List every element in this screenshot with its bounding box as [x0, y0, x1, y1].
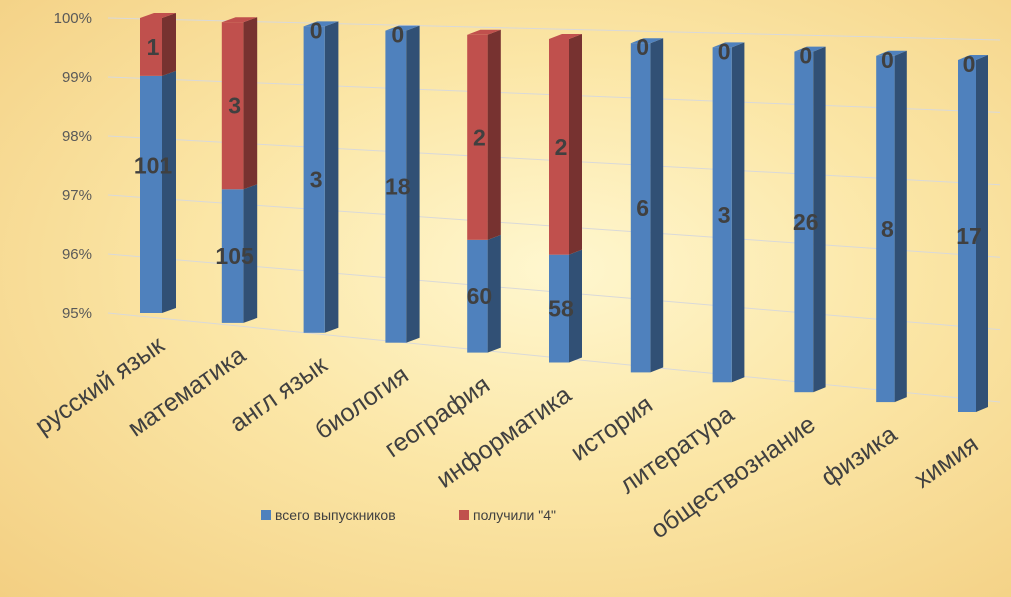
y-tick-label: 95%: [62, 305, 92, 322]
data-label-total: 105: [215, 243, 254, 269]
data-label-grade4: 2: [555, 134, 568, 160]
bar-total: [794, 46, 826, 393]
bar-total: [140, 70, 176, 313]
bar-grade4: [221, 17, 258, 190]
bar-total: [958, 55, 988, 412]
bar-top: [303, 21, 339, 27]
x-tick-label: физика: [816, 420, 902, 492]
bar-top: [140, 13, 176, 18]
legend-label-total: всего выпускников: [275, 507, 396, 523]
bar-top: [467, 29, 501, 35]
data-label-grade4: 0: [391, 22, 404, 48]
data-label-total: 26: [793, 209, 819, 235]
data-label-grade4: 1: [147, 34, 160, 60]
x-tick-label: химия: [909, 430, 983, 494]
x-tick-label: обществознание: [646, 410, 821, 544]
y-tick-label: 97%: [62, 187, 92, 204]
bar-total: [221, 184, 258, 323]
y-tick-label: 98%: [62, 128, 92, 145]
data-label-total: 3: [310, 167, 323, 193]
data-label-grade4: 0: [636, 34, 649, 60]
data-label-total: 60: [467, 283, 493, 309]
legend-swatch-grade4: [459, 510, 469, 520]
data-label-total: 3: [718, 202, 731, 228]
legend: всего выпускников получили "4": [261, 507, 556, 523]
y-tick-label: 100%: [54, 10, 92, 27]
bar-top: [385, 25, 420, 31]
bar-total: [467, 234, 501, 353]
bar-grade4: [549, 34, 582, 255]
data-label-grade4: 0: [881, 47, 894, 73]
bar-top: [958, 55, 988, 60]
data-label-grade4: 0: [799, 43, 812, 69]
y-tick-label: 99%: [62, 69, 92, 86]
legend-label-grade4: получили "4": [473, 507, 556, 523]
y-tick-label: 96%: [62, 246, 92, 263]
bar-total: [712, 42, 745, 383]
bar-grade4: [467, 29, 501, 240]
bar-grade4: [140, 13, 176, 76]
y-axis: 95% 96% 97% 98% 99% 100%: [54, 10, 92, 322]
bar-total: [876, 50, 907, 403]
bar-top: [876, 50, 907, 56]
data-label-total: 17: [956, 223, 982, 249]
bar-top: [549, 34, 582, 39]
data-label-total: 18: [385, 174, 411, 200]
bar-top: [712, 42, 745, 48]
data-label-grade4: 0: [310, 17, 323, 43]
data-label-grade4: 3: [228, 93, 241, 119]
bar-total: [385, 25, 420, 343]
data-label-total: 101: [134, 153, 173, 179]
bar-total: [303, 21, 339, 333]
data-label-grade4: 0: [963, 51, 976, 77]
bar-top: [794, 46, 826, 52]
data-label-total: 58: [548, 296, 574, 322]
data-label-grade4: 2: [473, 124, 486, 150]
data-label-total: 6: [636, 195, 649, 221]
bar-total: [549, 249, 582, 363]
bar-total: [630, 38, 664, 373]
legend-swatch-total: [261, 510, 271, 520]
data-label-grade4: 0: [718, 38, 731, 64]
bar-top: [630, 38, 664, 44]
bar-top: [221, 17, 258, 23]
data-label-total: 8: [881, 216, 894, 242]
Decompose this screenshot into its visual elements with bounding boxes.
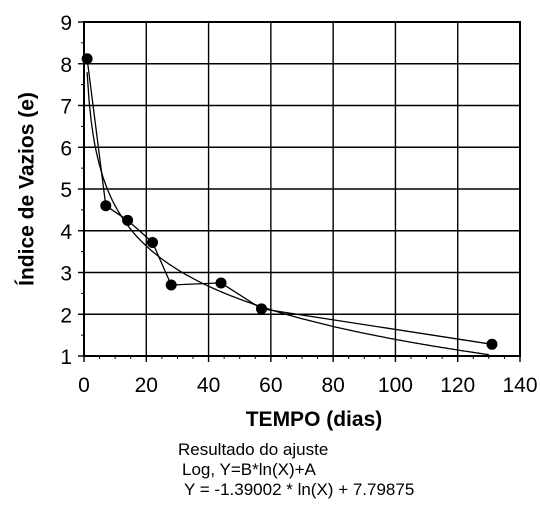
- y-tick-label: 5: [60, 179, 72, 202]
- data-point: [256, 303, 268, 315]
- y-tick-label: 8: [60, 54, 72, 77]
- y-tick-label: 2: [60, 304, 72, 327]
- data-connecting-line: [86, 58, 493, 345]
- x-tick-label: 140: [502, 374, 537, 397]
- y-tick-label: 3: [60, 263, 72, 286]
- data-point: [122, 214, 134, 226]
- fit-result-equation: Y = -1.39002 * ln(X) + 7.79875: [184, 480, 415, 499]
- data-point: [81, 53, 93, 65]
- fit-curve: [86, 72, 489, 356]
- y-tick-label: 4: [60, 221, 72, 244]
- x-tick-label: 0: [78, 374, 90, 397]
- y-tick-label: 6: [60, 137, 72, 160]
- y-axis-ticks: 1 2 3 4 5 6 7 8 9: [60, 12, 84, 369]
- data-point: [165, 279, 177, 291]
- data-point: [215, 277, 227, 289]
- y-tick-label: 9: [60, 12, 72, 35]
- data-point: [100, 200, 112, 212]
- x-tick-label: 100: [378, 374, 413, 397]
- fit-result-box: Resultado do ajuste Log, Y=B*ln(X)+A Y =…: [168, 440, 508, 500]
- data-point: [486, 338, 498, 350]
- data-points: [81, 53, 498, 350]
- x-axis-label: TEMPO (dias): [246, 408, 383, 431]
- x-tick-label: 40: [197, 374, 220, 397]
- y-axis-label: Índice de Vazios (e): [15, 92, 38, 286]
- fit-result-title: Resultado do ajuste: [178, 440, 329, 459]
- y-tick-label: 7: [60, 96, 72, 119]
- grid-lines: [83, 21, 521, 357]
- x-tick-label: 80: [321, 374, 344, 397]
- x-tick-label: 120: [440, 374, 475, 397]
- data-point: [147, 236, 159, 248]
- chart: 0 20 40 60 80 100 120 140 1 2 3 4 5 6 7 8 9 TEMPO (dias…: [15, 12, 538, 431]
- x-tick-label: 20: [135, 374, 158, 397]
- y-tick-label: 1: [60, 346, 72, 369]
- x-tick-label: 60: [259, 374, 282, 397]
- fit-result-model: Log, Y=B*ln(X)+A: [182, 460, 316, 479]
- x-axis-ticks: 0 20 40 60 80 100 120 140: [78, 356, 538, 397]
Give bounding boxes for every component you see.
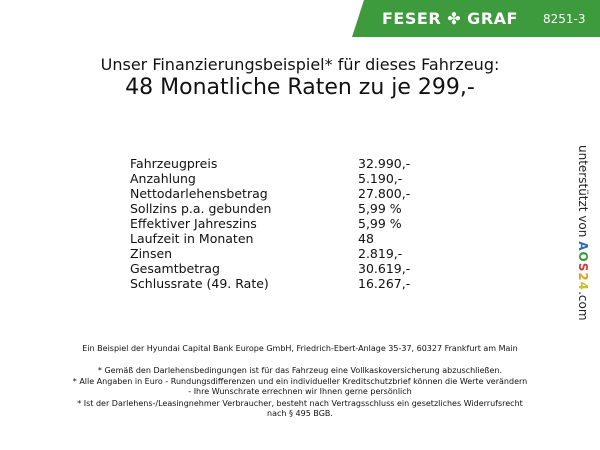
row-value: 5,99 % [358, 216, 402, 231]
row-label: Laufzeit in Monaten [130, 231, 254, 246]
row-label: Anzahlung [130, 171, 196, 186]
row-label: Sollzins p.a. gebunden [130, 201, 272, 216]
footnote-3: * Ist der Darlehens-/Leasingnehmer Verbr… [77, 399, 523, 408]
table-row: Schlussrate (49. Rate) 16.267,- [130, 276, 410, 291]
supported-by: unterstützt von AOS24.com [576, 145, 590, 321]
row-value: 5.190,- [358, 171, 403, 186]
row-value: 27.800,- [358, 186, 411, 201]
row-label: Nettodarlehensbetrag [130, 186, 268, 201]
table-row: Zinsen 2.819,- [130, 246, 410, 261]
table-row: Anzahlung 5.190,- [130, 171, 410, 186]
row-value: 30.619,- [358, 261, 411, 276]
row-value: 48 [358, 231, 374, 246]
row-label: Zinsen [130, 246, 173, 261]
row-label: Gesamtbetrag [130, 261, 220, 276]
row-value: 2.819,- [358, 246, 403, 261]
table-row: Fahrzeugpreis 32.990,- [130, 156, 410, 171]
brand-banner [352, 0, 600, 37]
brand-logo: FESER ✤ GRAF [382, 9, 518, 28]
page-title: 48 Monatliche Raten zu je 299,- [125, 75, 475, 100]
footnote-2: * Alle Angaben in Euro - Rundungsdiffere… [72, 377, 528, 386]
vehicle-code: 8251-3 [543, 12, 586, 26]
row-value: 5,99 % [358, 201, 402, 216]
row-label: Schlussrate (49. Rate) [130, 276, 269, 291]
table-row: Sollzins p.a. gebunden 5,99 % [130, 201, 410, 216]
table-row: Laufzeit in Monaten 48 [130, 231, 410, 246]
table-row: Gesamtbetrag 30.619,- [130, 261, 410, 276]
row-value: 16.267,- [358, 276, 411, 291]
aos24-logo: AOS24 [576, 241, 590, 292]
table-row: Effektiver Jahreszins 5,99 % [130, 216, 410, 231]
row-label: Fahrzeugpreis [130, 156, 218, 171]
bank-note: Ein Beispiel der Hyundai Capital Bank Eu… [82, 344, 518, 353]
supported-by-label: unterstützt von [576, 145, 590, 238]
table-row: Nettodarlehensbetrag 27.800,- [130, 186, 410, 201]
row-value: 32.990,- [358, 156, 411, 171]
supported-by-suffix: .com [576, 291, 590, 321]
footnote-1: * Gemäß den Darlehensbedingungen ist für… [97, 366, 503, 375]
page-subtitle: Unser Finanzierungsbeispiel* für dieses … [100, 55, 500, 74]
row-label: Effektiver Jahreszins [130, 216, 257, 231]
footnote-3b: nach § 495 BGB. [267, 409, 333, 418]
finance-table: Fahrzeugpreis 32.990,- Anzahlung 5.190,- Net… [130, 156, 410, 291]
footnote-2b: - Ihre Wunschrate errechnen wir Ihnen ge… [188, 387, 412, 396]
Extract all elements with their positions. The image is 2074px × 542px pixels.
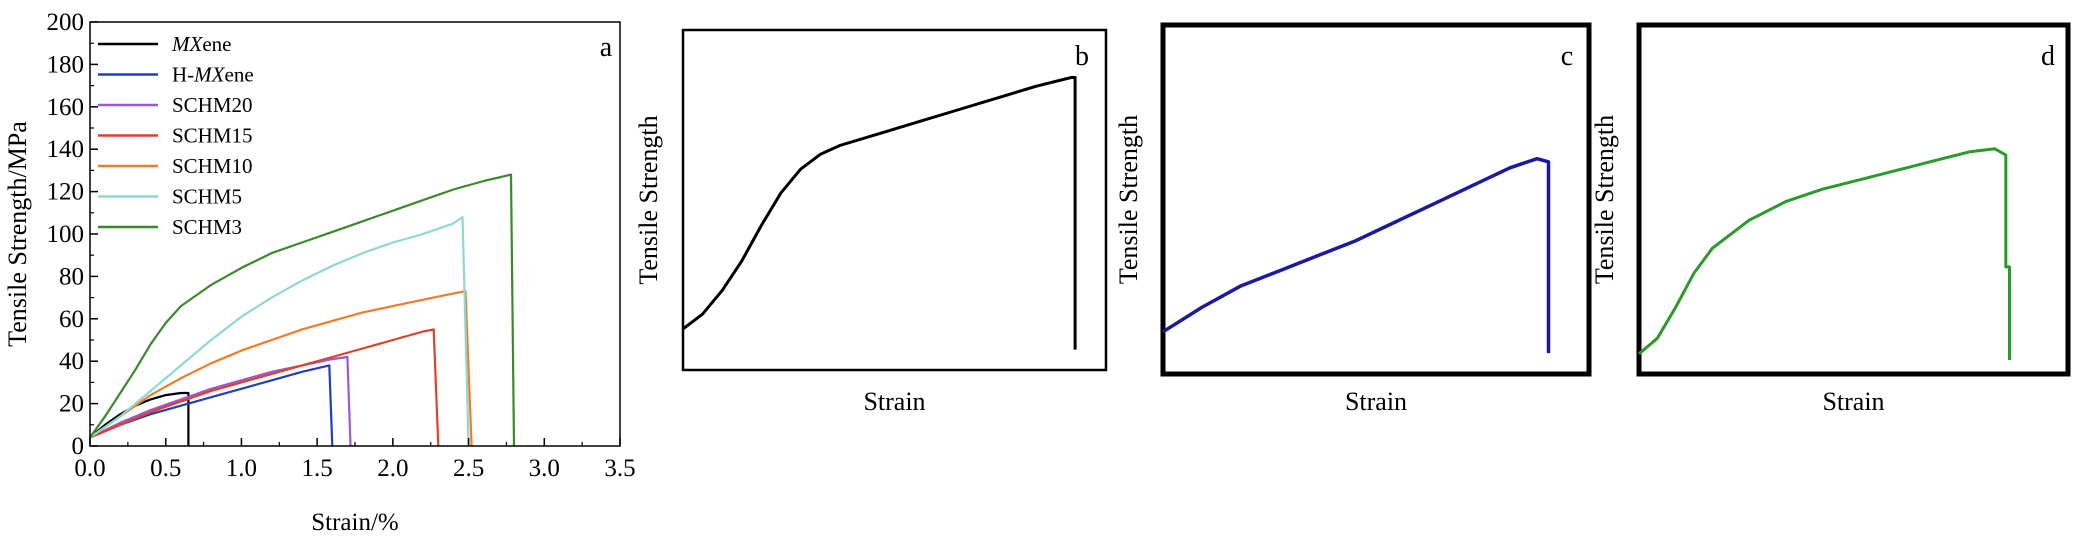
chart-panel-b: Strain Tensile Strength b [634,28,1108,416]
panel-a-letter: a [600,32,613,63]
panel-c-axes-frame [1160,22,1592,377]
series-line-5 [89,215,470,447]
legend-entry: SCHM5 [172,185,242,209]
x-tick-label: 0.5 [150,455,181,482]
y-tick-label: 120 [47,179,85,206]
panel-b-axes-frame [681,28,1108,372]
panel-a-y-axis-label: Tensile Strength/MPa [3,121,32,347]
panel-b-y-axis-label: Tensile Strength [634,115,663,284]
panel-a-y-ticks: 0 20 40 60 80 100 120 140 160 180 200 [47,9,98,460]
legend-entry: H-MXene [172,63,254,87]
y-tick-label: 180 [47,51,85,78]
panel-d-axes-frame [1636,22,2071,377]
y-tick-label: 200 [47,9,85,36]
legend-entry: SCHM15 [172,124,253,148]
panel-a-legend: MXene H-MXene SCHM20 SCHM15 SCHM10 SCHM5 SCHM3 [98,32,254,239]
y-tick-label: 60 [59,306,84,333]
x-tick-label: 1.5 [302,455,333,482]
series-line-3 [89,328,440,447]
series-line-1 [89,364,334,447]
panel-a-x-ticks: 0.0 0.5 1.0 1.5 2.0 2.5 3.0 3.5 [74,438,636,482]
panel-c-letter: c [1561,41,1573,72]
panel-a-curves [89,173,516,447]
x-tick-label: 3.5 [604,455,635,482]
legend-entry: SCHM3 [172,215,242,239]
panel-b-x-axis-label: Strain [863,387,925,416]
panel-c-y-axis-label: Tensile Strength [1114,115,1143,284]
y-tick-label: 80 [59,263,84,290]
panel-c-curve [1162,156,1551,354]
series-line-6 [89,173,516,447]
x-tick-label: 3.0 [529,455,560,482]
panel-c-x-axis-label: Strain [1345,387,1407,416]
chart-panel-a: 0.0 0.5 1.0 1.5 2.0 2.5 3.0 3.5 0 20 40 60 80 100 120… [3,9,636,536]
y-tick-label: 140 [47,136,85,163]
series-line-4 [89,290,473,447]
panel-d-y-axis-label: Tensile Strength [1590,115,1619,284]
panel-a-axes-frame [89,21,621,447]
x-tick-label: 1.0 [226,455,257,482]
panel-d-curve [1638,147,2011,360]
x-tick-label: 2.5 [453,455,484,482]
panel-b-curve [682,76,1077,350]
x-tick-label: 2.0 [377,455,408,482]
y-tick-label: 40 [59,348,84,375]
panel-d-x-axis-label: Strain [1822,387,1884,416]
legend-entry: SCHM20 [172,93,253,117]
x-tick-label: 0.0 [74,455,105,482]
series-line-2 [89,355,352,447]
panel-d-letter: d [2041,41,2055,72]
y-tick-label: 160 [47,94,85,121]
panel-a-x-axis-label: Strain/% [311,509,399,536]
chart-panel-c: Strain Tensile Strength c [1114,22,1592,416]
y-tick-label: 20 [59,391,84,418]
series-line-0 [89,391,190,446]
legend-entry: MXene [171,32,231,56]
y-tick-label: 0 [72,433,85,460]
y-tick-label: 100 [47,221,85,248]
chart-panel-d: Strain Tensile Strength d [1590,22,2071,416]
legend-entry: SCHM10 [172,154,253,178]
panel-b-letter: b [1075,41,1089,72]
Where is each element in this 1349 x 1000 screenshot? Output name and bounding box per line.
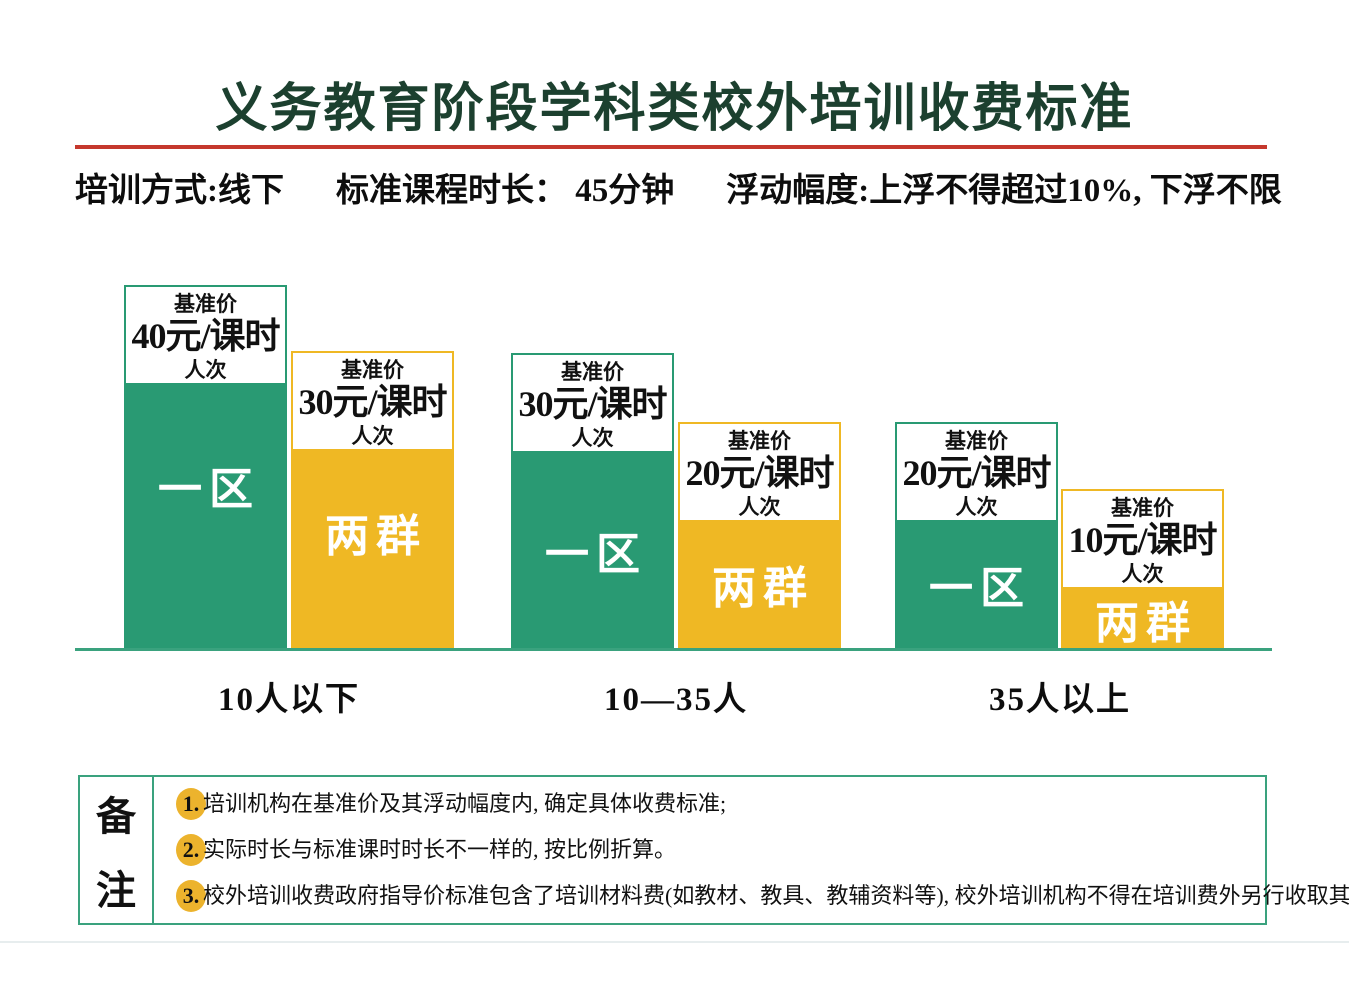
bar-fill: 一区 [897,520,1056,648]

----------------------------------------

**Your goal:**
Please copy word for word the lines of the entries starting at the line that contains "- y-tick-label: 5: [60, 179, 72, 202]" and ending at the line that contains "- data-point: [122, 214, 134, 226]", both included.

**Solution below:**
- y-tick-label: 5: [60, 179, 72, 202]
- data-point: [256, 303, 268, 315]
- y-tick-label: 8: [60, 54, 72, 77]
- y-tick-label: 2: [60, 304, 72, 327]
- data-connecting-line: [86, 58, 493, 345]
- x-tick-label: 140: [502, 374, 537, 397]
- y-tick-label: 3: [60, 263, 72, 286]
- data-point: [122, 214, 134, 226]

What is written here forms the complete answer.